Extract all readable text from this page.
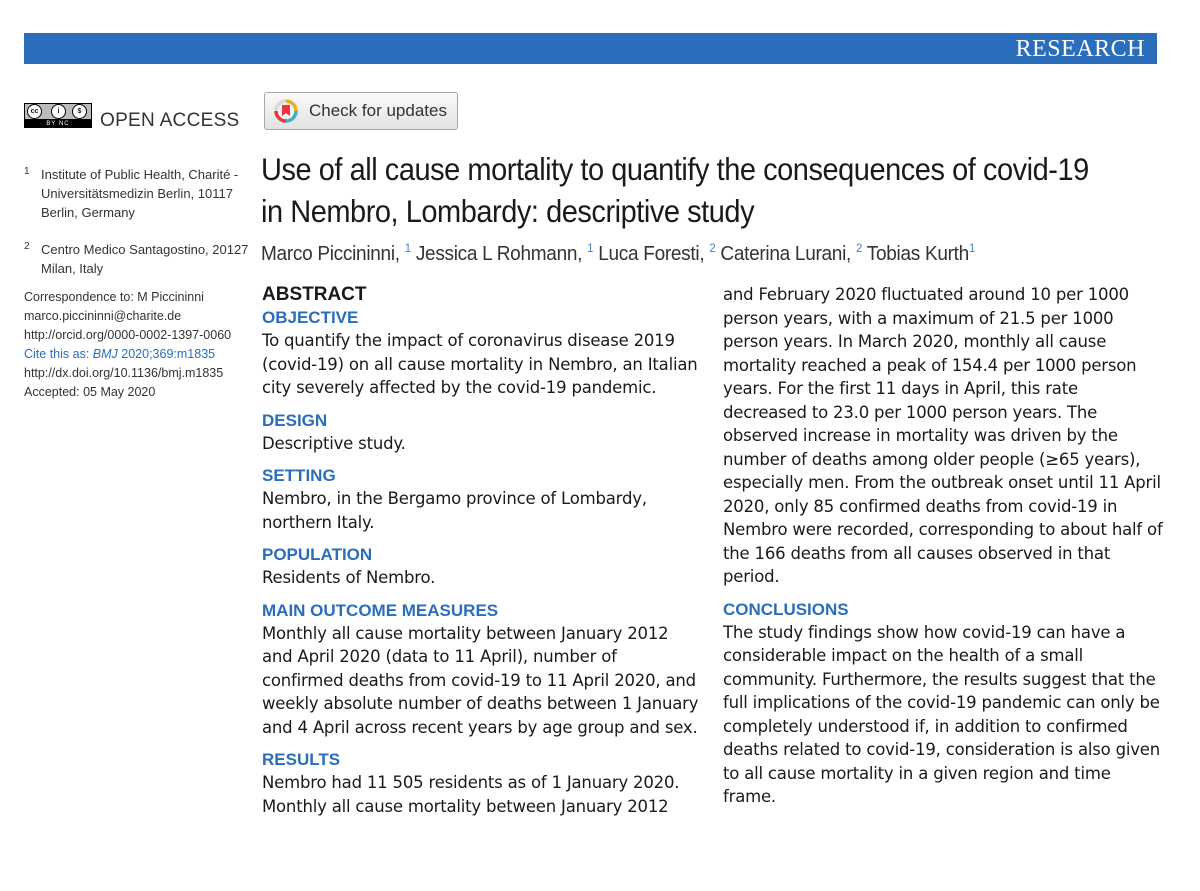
RESEARCH
cc	i	$
BY NC	OPEN ACCESS	Check for updates
Use of all cause mortality to quantify the consequences of covid-19 in Nembro, Lombardy: descriptive study
Marco Piccininni, $^1$ Jessica L Rohmann, $^1$ Luca Foresti, $^2$ Caterina Lurani, $^2$ Tobias Kurth$^1$
1 Institute of Public Health, Charité - Universitätsmedizin Berlin, 10117 Berlin, Germany
2 Centro Medico Santagostino, 20127 Milan, Italy
Correspondence to: M Piccininni
marco.piccininni@charite.de
http://orcid.org/0000-0002-1397-0060
Cite this as: BMJ 2020;369:m1835
http://dx.doi.org/10.1136/bmj.m1835
Accepted: 05 May 2020
ABSTRACT
OBJECTIVE

To quantify the impact of coronavirus disease 2019 (covid-19) on all cause mortality in Nembro, an Italian city severely affected by the covid-19 pandemic.

DESIGN

Descriptive study.

SETTING

Nembro, in the Bergamo province of Lombardy, northern Italy.

POPULATION

Residents of Nembro.

MAIN OUTCOME MEASURES

Monthly all cause mortality between January 2012 and April 2020 (data to 11 April), number of confirmed deaths from covid-19 to 11 April 2020, and weekly absolute number of deaths between 1 January and 4 April across recent years by age group and sex.

RESULTS

Nembro had 11 505 residents as of 1 January 2020. Monthly all cause mortality between January 2012

and February 2020 fluctuated around 10 per 1000 person years, with a maximum of 21.5 per 1000 person years. In March 2020, monthly all cause mortality reached a peak of 154.4 per 1000 person years. For the first 11 days in April, this rate decreased to 23.0 per 1000 person years. The observed increase in mortality was driven by the number of deaths among older people (≥65 years), especially men. From the outbreak onset until 11 April 2020, only 85 confirmed deaths from covid-19 in Nembro were recorded, corresponding to about half of the 166 deaths from all causes observed in that period.

CONCLUSIONS

The study findings show how covid-19 can have a considerable impact on the health of a small community. Furthermore, the results suggest that the full implications of the covid-19 pandemic can only be completely understood if, in addition to confirmed deaths related to covid-19, consideration is also given to all cause mortality in a given region and time frame.
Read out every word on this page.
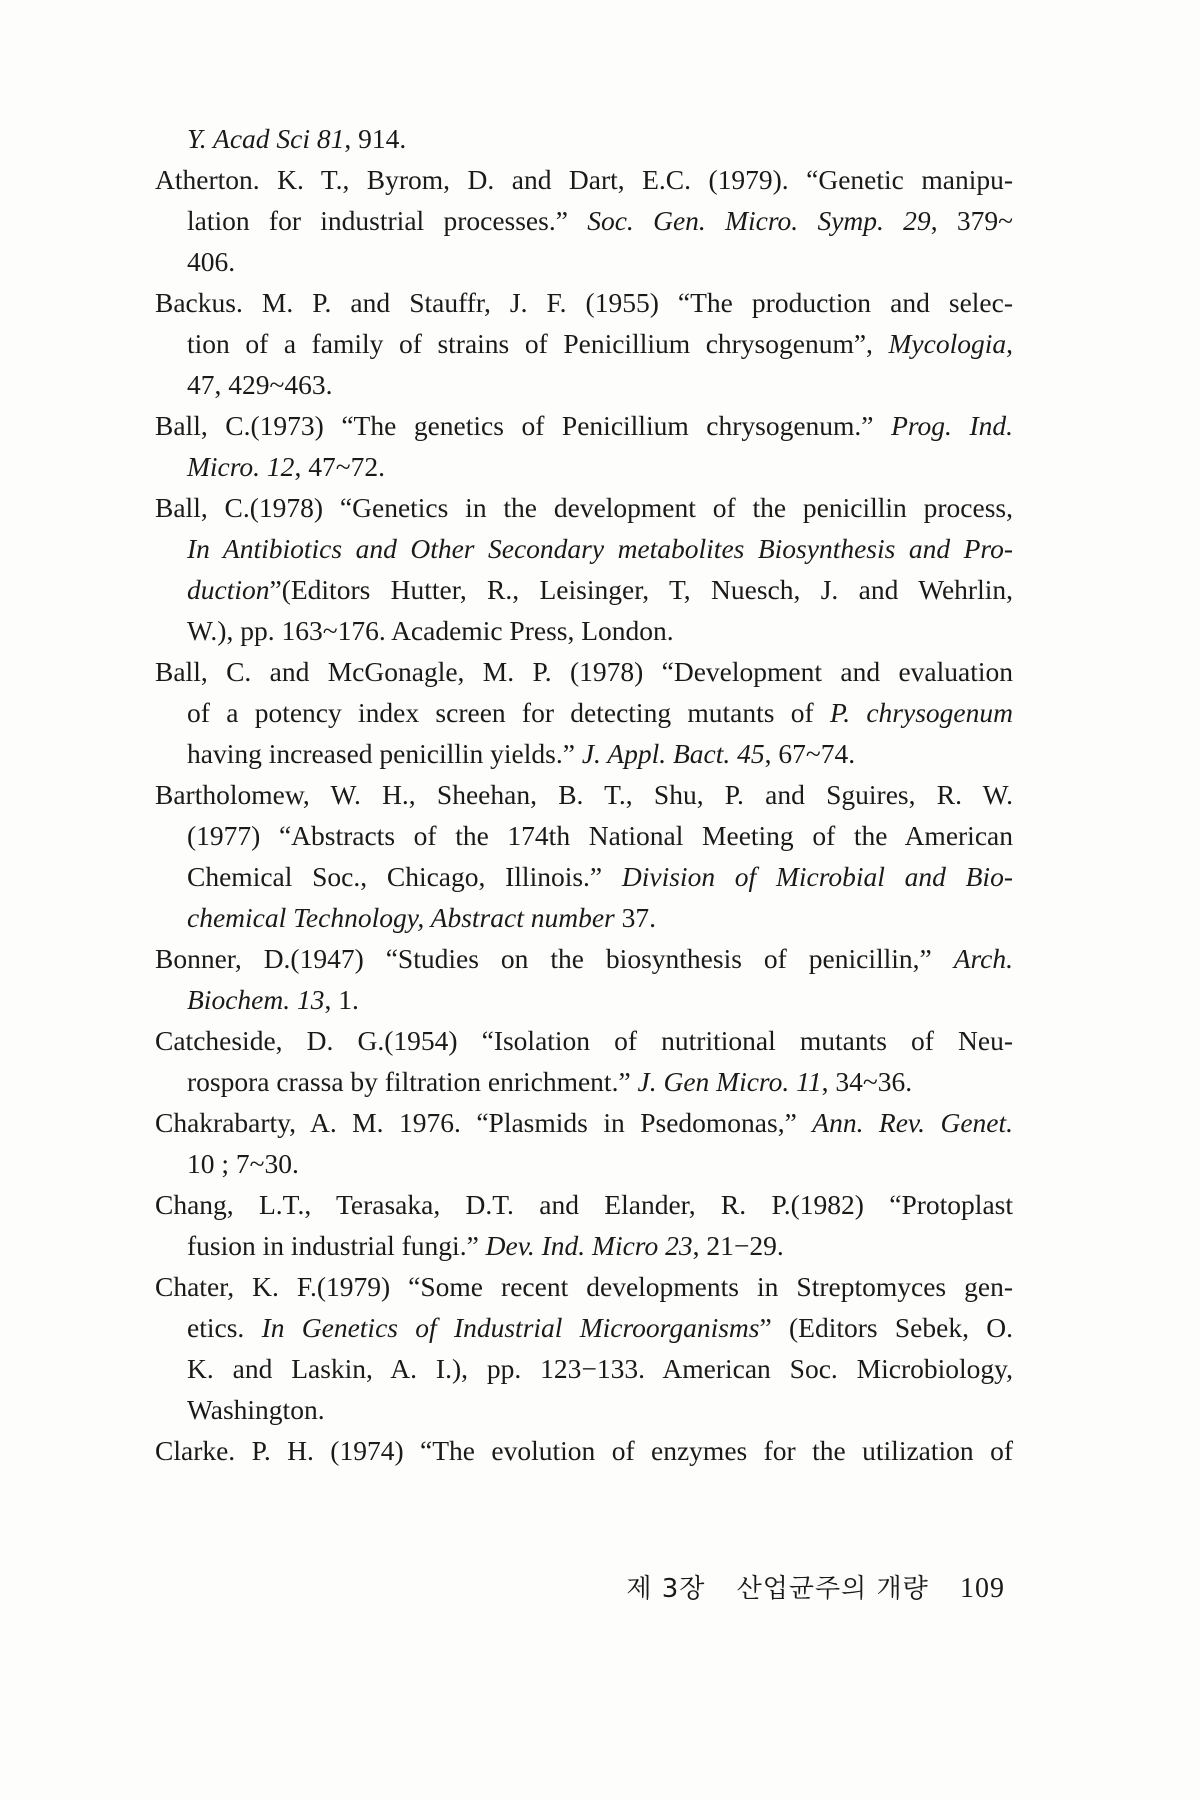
Y. Acad Sci 81, 914.
Atherton. K. T., Byrom, D. and Dart, E.C. (1979). “Genetic manipu-
lation for industrial processes.” Soc. Gen. Micro. Symp. 29, 379~
406.
Backus. M. P. and Stauffr, J. F. (1955) “The production and selec-
tion of a family of strains of Penicillium chrysogenum”, Mycologia,
47, 429~463.
Ball, C.(1973) “The genetics of Penicillium chrysogenum.” Prog. Ind.
Micro. 12, 47~72.
Ball, C.(1978) “Genetics in the development of the penicillin process,
In Antibiotics and Other Secondary metabolites Biosynthesis and Pro-
duction”(Editors Hutter, R., Leisinger, T, Nuesch, J. and Wehrlin,
W.), pp. 163~176. Academic Press, London.
Ball, C. and McGonagle, M. P. (1978) “Development and evaluation
of a potency index screen for detecting mutants of P. chrysogenum
having increased penicillin yields.” J. Appl. Bact. 45, 67~74.
Bartholomew, W. H., Sheehan, B. T., Shu, P. and Sguires, R. W.
(1977) “Abstracts of the 174th National Meeting of the American
Chemical Soc., Chicago, Illinois.” Division of Microbial and Bio-
chemical Technology, Abstract number 37.
Bonner, D.(1947) “Studies on the biosynthesis of penicillin,” Arch.
Biochem. 13, 1.
Catcheside, D. G.(1954) “Isolation of nutritional mutants of Neu-
rospora crassa by filtration enrichment.” J. Gen Micro. 11, 34~36.
Chakrabarty, A. M. 1976. “Plasmids in Psedomonas,” Ann. Rev. Genet.
10 ; 7~30.
Chang, L.T., Terasaka, D.T. and Elander, R. P.(1982) “Protoplast
fusion in industrial fungi.” Dev. Ind. Micro 23, 21−29.
Chater, K. F.(1979) “Some recent developments in Streptomyces gen-
etics. In Genetics of Industrial Microorganisms” (Editors Sebek, O.
K. and Laskin, A. I.), pp. 123−133. American Soc. Microbiology,
Washington.
Clarke. P. H. (1974) “The evolution of enzymes for the utilization of
제 3장 산업균주의 개량 109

PROBLEM REQUIREMENTS:
Copy out each line of the data that has the word "pandemic" in it.

SOLUTION:
To quantify the impact of coronavirus disease 2019 (covid-19) on all cause mortality in Nembro, an Italian city severely affected by the covid-19 pandemic.
The study findings show how covid-19 can have a considerable impact on the health of a small community. Furthermore, the results suggest that the full implications of the covid-19 pandemic can only be completely understood if, in addition to confirmed deaths related to covid-19, consideration is also given to all cause mortality in a given region and time frame.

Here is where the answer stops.